** Begin Exercise data **

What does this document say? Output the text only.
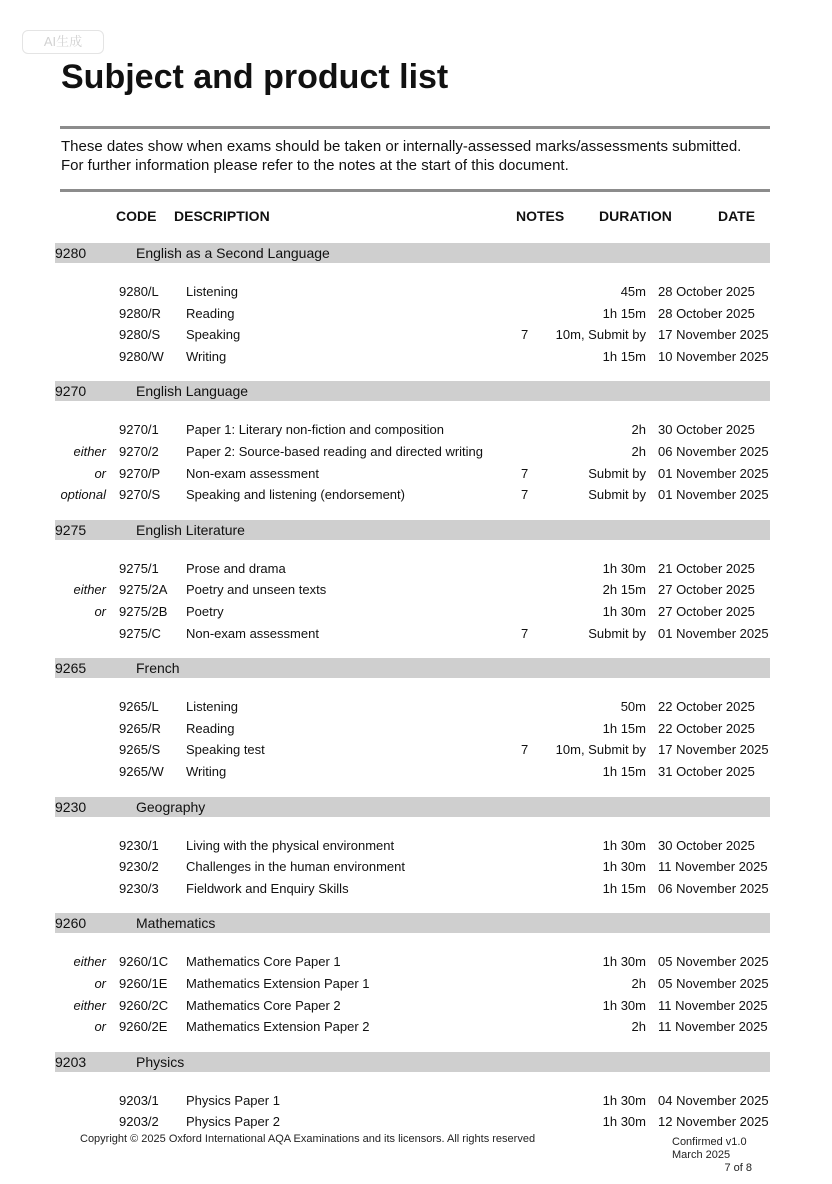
AI生成
Subject and product list
These dates show when exams should be taken or internally-assessed marks/assessments submitted. For further information please refer to the notes at the start of this document.
CODE DESCRIPTION	NOTES DURATION	DATE
9280	English as a Second Language
9280/L Listening	45m 28 October 2025
9280/R Reading	1h 15m 28 October 2025
9280/S Speaking	7 10m, Submit by 17 November 2025
9280/W Writing	1h 15m 10 November 2025
9270	English Language
9270/1 Paper 1: Literary non-fiction and composition	2h 30 October 2025
either 9270/2 Paper 2: Source-based reading and directed writing	2h 06 November 2025
or 9270/P Non-exam assessment	7	Submit by 01 November 2025
optional 9270/S Speaking and listening (endorsement)	7	Submit by 01 November 2025
9275	English Literature
9275/1 Prose and drama	1h 30m 21 October 2025
either 9275/2A Poetry and unseen texts	2h 15m 27 October 2025
or 9275/2B Poetry	1h 30m 27 October 2025
9275/C Non-exam assessment	7	Submit by 01 November 2025
9265	French
9265/L Listening	50m 22 October 2025
9265/R Reading	1h 15m 22 October 2025
9265/S Speaking test	7 10m, Submit by 17 November 2025
9265/W Writing	1h 15m 31 October 2025
9230	Geography
9230/1 Living with the physical environment	1h 30m 30 October 2025
9230/2 Challenges in the human environment	1h 30m 11 November 2025
9230/3 Fieldwork and Enquiry Skills	1h 15m 06 November 2025
9260	Mathematics
either 9260/1C Mathematics Core Paper 1	1h 30m 05 November 2025
or 9260/1E Mathematics Extension Paper 1	2h 05 November 2025
either 9260/2C Mathematics Core Paper 2	1h 30m 11 November 2025
or 9260/2E Mathematics Extension Paper 2	2h 11 November 2025
9203	Physics
9203/1 Physics Paper 1	1h 30m 04 November 2025
9203/2 Physics Paper 2	1h 30m 12 November 2025
Copyright © 2025 Oxford International AQA Examinations and its licensors. All rights reserved	Confirmed v1.0
March 2025
7 of 8
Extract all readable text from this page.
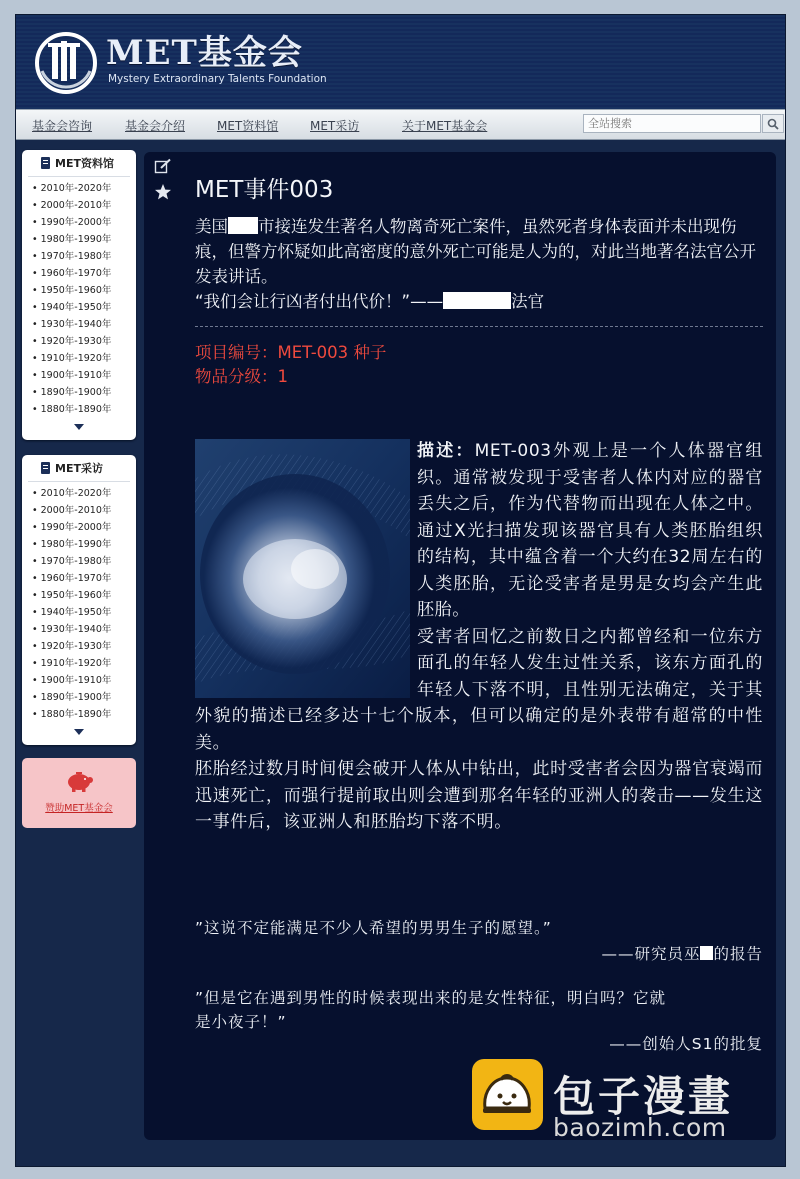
MET基金会
Mystery Extraordinary Talents Foundation
基金会咨询	基金会介绍	MET资料馆	MET采访	关于MET基金会
全站搜索
MET资料馆
• 2010年-2020年
• 2000年-2010年
• 1990年-2000年
• 1980年-1990年
• 1970年-1980年
• 1960年-1970年
• 1950年-1960年
• 1940年-1950年
• 1930年-1940年
• 1920年-1930年
• 1910年-1920年
• 1900年-1910年
• 1890年-1900年
• 1880年-1890年
MET采访
• 2010年-2020年
• 2000年-2010年
• 1990年-2000年
• 1980年-1990年
• 1970年-1980年
• 1960年-1970年
• 1950年-1960年
• 1940年-1950年
• 1930年-1940年
• 1920年-1930年
• 1910年-1920年
• 1900年-1910年
• 1890年-1900年
• 1880年-1890年
赞助MET基金会
MET事件003
美国 市接连发生著名人物离奇死亡案件，虽然死者身体表面并未出现伤痕，但警方怀疑如此高密度的意外死亡可能是人为的，对此当地著名法官公开发表讲话。
“我们会让行凶者付出代价！”——	法官
项目编号：MET-003 种子
物品分级：1

描述：MET-003外观上是一个人体器官组织。通常被发现于受害者人体内对应的器官丢失之后，作为代替物而出现在人体之中。通过X光扫描发现该器官具有人类胚胎组织的结构，其中蕴含着一个大约在32周左右的人类胚胎，无论受害者是男是女均会产生此胚胎。

受害者回忆之前数日之内都曾经和一位东方面孔的年轻人发生过性关系，该东方面孔的年轻人下落不明，且性别无法确定，关于其外貌的描述已经多达十七个版本，但可以确定的是外表带有超常的中性美。

胚胎经过数月时间便会破开人体从中钻出，此时受害者会因为器官衰竭而迅速死亡，而强行提前取出则会遭到那名年轻的亚洲人的袭击——发生这一事件后，该亚洲人和胚胎均下落不明。

”这说不定能满足不少人希望的男男生子的愿望。”
——研究员巫 的报告
”但是它在遇到男性的时候表现出来的是女性特征，明白吗？它就
是小夜子！”
——创始人S1的批复
包子漫畫
baozimh.com
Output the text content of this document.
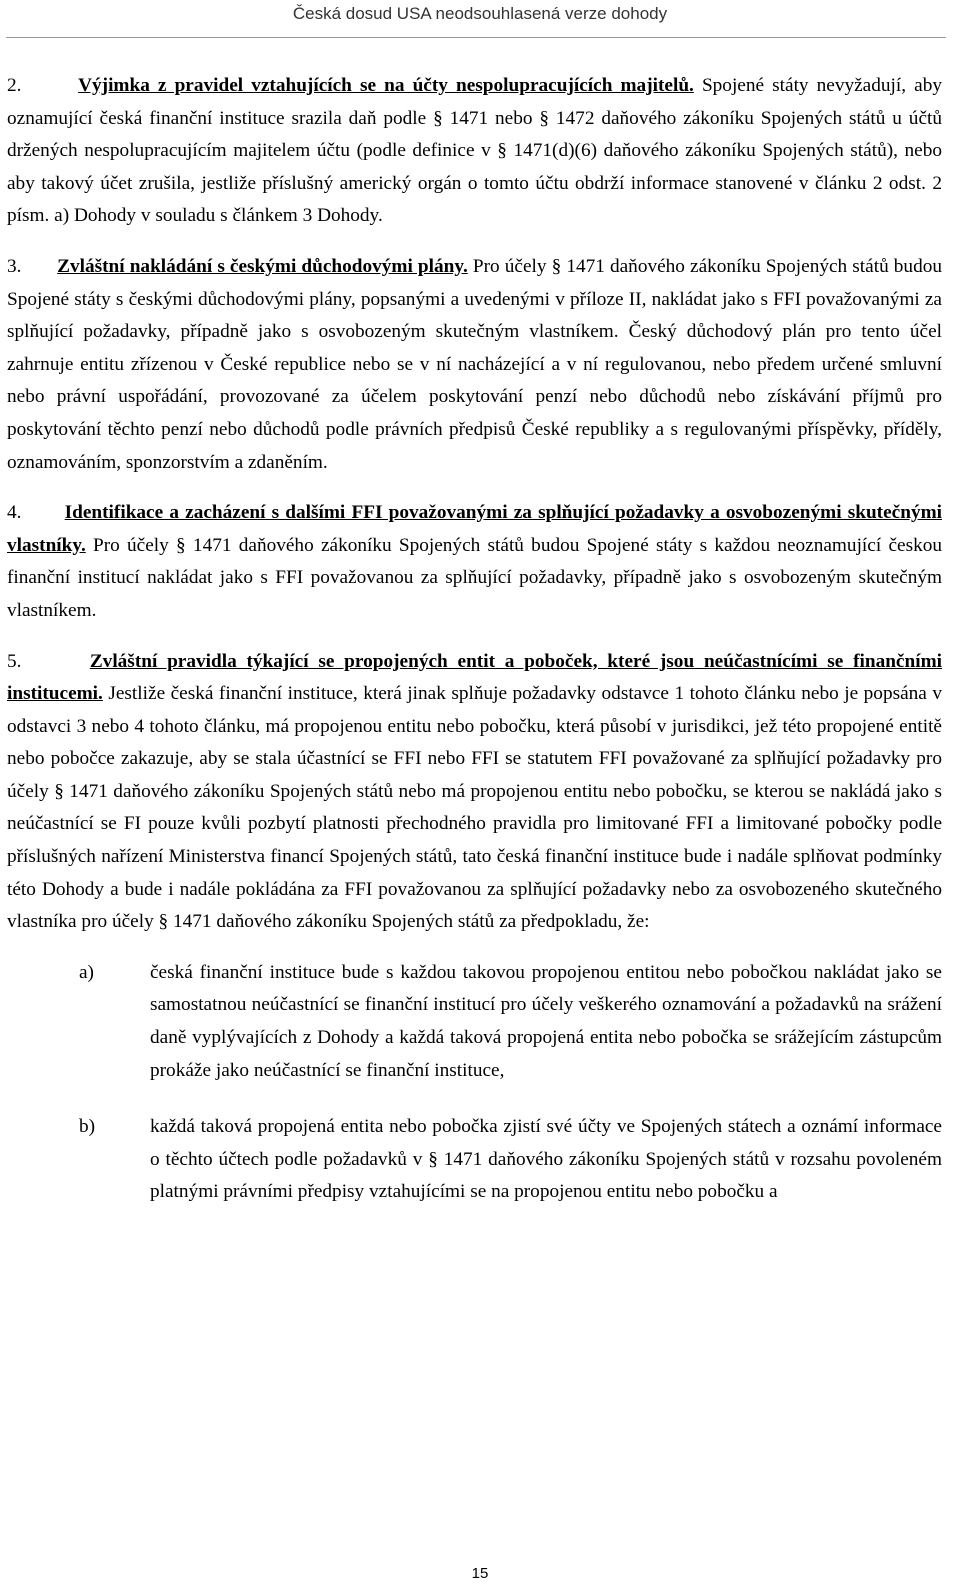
Česká dosud USA neodsouhlasená verze dohody
2.	Výjimka z pravidel vztahujících se na účty nespolupracujících majitelů. Spojené státy nevyžadují, aby oznamující česká finanční instituce srazila daň podle § 1471 nebo § 1472 daňového zákoníku Spojených států u účtů držených nespolupracujícím majitelem účtu (podle definice v § 1471(d)(6) daňového zákoníku Spojených států), nebo aby takový účet zrušila, jestliže příslušný americký orgán o tomto účtu obdrží informace stanovené v článku 2 odst. 2 písm. a) Dohody v souladu s článkem 3 Dohody.
3. Zvláštní nakládání s českými důchodovými plány. Pro účely § 1471 daňového zákoníku Spojených států budou Spojené státy s českými důchodovými plány, popsanými a uvedenými v příloze II, nakládat jako s FFI považovanými za splňující požadavky, případně jako s osvobozeným skutečným vlastníkem. Český důchodový plán pro tento účel zahrnuje entitu zřízenou v České republice nebo se v ní nacházející a v ní regulovanou, nebo předem určené smluvní nebo právní uspořádání, provozované za účelem poskytování penzí nebo důchodů nebo získávání příjmů pro poskytování těchto penzí nebo důchodů podle právních předpisů České republiky a s regulovanými příspěvky, příděly, oznamováním, sponzorstvím a zdaněním.
4. Identifikace a zacházení s dalšími FFI považovanými za splňující požadavky a osvobozenými skutečnými vlastníky. Pro účely § 1471 daňového zákoníku Spojených států budou Spojené státy s každou neoznamující českou finanční institucí nakládat jako s FFI považovanou za splňující požadavky, případně jako s osvobozeným skutečným vlastníkem.
5.	Zvláštní pravidla týkající se propojených entit a poboček, které jsou neúčastnícími se finančními institucemi. Jestliže česká finanční instituce, která jinak splňuje požadavky odstavce 1 tohoto článku nebo je popsána v odstavci 3 nebo 4 tohoto článku, má propojenou entitu nebo pobočku, která působí v jurisdikci, jež této propojené entitě nebo pobočce zakazuje, aby se stala účastnící se FFI nebo FFI se statutem FFI považované za splňující požadavky pro účely § 1471 daňového zákoníku Spojených států nebo má propojenou entitu nebo pobočku, se kterou se nakládá jako s neúčastnící se FI pouze kvůli pozbytí platnosti přechodného pravidla pro limitované FFI a limitované pobočky podle příslušných nařízení Ministerstva financí Spojených států, tato česká finanční instituce bude i nadále splňovat podmínky této Dohody a bude i nadále pokládána za FFI považovanou za splňující požadavky nebo za osvobozeného skutečného vlastníka pro účely § 1471 daňového zákoníku Spojených států za předpokladu, že:
a)	česká finanční instituce bude s každou takovou propojenou entitou nebo pobočkou nakládat jako se samostatnou neúčastnící se finanční institucí pro účely veškerého oznamování a požadavků na srážení daně vyplývajících z Dohody a každá taková propojená entita nebo pobočka se srážejícím zástupcům prokáže jako neúčastnící se finanční instituce,
b)	každá taková propojená entita nebo pobočka zjistí své účty ve Spojených státech a oznámí informace o těchto účtech podle požadavků v § 1471 daňového zákoníku Spojených států v rozsahu povoleném platnými právními předpisy vztahujícími se na propojenou entitu nebo pobočku a
15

** End Exercise data **

▶ [What this task involves]: Omitting all images, retype each line of the records precisely.

▶ [Reply to the task]:
What does this document say? Output the text only.
AI生成
Subject and product list
These dates show when exams should be taken or internally-assessed marks/assessments submitted. For further information please refer to the notes at the start of this document.
CODE DESCRIPTION	NOTES DURATION	DATE
9280	English as a Second Language
9280/L Listening	45m 28 October 2025
9280/R Reading	1h 15m 28 October 2025
9280/S Speaking	7 10m, Submit by 17 November 2025
9280/W Writing	1h 15m 10 November 2025
9270	English Language
9270/1 Paper 1: Literary non-fiction and composition	2h 30 October 2025
either 9270/2 Paper 2: Source-based reading and directed writing	2h 06 November 2025
or 9270/P Non-exam assessment	7	Submit by 01 November 2025
optional 9270/S Speaking and listening (endorsement)	7	Submit by 01 November 2025
9275	English Literature
9275/1 Prose and drama	1h 30m 21 October 2025
either 9275/2A Poetry and unseen texts	2h 15m 27 October 2025
or 9275/2B Poetry	1h 30m 27 October 2025
9275/C Non-exam assessment	7	Submit by 01 November 2025
9265	French
9265/L Listening	50m 22 October 2025
9265/R Reading	1h 15m 22 October 2025
9265/S Speaking test	7 10m, Submit by 17 November 2025
9265/W Writing	1h 15m 31 October 2025
9230	Geography
9230/1 Living with the physical environment	1h 30m 30 October 2025
9230/2 Challenges in the human environment	1h 30m 11 November 2025
9230/3 Fieldwork and Enquiry Skills	1h 15m 06 November 2025
9260	Mathematics
either 9260/1C Mathematics Core Paper 1	1h 30m 05 November 2025
or 9260/1E Mathematics Extension Paper 1	2h 05 November 2025
either 9260/2C Mathematics Core Paper 2	1h 30m 11 November 2025
or 9260/2E Mathematics Extension Paper 2	2h 11 November 2025
9203	Physics
9203/1 Physics Paper 1	1h 30m 04 November 2025
9203/2 Physics Paper 2	1h 30m 12 November 2025
Copyright © 2025 Oxford International AQA Examinations and its licensors. All rights reserved	Confirmed v1.0
March 2025
7 of 8
Extract all readable text from this page.
MET基金会
Mystery Extraordinary Talents Foundation
基金会咨询	基金会介绍	MET资料馆	MET采访	关于MET基金会
全站搜索
MET资料馆
• 2010年-2020年
• 2000年-2010年
• 1990年-2000年
• 1980年-1990年
• 1970年-1980年
• 1960年-1970年
• 1950年-1960年
• 1940年-1950年
• 1930年-1940年
• 1920年-1930年
• 1910年-1920年
• 1900年-1910年
• 1890年-1900年
• 1880年-1890年
MET采访
• 2010年-2020年
• 2000年-2010年
• 1990年-2000年
• 1980年-1990年
• 1970年-1980年
• 1960年-1970年
• 1950年-1960年
• 1940年-1950年
• 1930年-1940年
• 1920年-1930年
• 1910年-1920年
• 1900年-1910年
• 1890年-1900年
• 1880年-1890年
赞助MET基金会
MET事件003
美国 市接连发生著名人物离奇死亡案件，虽然死者身体表面并未出现伤痕，但警方怀疑如此高密度的意外死亡可能是人为的，对此当地著名法官公开发表讲话。
“我们会让行凶者付出代价！”——	法官
项目编号：MET-003 种子
物品分级：1

描述：MET-003外观上是一个人体器官组织。通常被发现于受害者人体内对应的器官丢失之后，作为代替物而出现在人体之中。通过X光扫描发现该器官具有人类胚胎组织的结构，其中蕴含着一个大约在32周左右的人类胚胎，无论受害者是男是女均会产生此胚胎。

受害者回忆之前数日之内都曾经和一位东方面孔的年轻人发生过性关系，该东方面孔的年轻人下落不明，且性别无法确定，关于其外貌的描述已经多达十七个版本，但可以确定的是外表带有超常的中性美。

胚胎经过数月时间便会破开人体从中钻出，此时受害者会因为器官衰竭而迅速死亡，而强行提前取出则会遭到那名年轻的亚洲人的袭击——发生这一事件后，该亚洲人和胚胎均下落不明。

”这说不定能满足不少人希望的男男生子的愿望。”
——研究员巫 的报告
”但是它在遇到男性的时候表现出来的是女性特征，明白吗？它就
是小夜子！”
——创始人S1的批复
包子漫畫
baozimh.com
Output the text content of this document.
Česká dosud USA neodsouhlasená verze dohody
2.	Výjimka z pravidel vztahujících se na účty nespolupracujících majitelů. Spojené státy nevyžadují, aby oznamující česká finanční instituce srazila daň podle § 1471 nebo § 1472 daňového zákoníku Spojených států u účtů držených nespolupracujícím majitelem účtu (podle definice v § 1471(d)(6) daňového zákoníku Spojených států), nebo aby takový účet zrušila, jestliže příslušný americký orgán o tomto účtu obdrží informace stanovené v článku 2 odst. 2 písm. a) Dohody v souladu s článkem 3 Dohody.
3. Zvláštní nakládání s českými důchodovými plány. Pro účely § 1471 daňového zákoníku Spojených států budou Spojené státy s českými důchodovými plány, popsanými a uvedenými v příloze II, nakládat jako s FFI považovanými za splňující požadavky, případně jako s osvobozeným skutečným vlastníkem. Český důchodový plán pro tento účel zahrnuje entitu zřízenou v České republice nebo se v ní nacházející a v ní regulovanou, nebo předem určené smluvní nebo právní uspořádání, provozované za účelem poskytování penzí nebo důchodů nebo získávání příjmů pro poskytování těchto penzí nebo důchodů podle právních předpisů České republiky a s regulovanými příspěvky, příděly, oznamováním, sponzorstvím a zdaněním.
4. Identifikace a zacházení s dalšími FFI považovanými za splňující požadavky a osvobozenými skutečnými vlastníky. Pro účely § 1471 daňového zákoníku Spojených států budou Spojené státy s každou neoznamující českou finanční institucí nakládat jako s FFI považovanou za splňující požadavky, případně jako s osvobozeným skutečným vlastníkem.
5.	Zvláštní pravidla týkající se propojených entit a poboček, které jsou neúčastnícími se finančními institucemi. Jestliže česká finanční instituce, která jinak splňuje požadavky odstavce 1 tohoto článku nebo je popsána v odstavci 3 nebo 4 tohoto článku, má propojenou entitu nebo pobočku, která působí v jurisdikci, jež této propojené entitě nebo pobočce zakazuje, aby se stala účastnící se FFI nebo FFI se statutem FFI považované za splňující požadavky pro účely § 1471 daňového zákoníku Spojených států nebo má propojenou entitu nebo pobočku, se kterou se nakládá jako s neúčastnící se FI pouze kvůli pozbytí platnosti přechodného pravidla pro limitované FFI a limitované pobočky podle příslušných nařízení Ministerstva financí Spojených států, tato česká finanční instituce bude i nadále splňovat podmínky této Dohody a bude i nadále pokládána za FFI považovanou za splňující požadavky nebo za osvobozeného skutečného vlastníka pro účely § 1471 daňového zákoníku Spojených států za předpokladu, že:
a)	česká finanční instituce bude s každou takovou propojenou entitou nebo pobočkou nakládat jako se samostatnou neúčastnící se finanční institucí pro účely veškerého oznamování a požadavků na srážení daně vyplývajících z Dohody a každá taková propojená entita nebo pobočka se srážejícím zástupcům prokáže jako neúčastnící se finanční instituce,
b)	každá taková propojená entita nebo pobočka zjistí své účty ve Spojených státech a oznámí informace o těchto účtech podle požadavků v § 1471 daňového zákoníku Spojených států v rozsahu povoleném platnými právními předpisy vztahujícími se na propojenou entitu nebo pobočku a
15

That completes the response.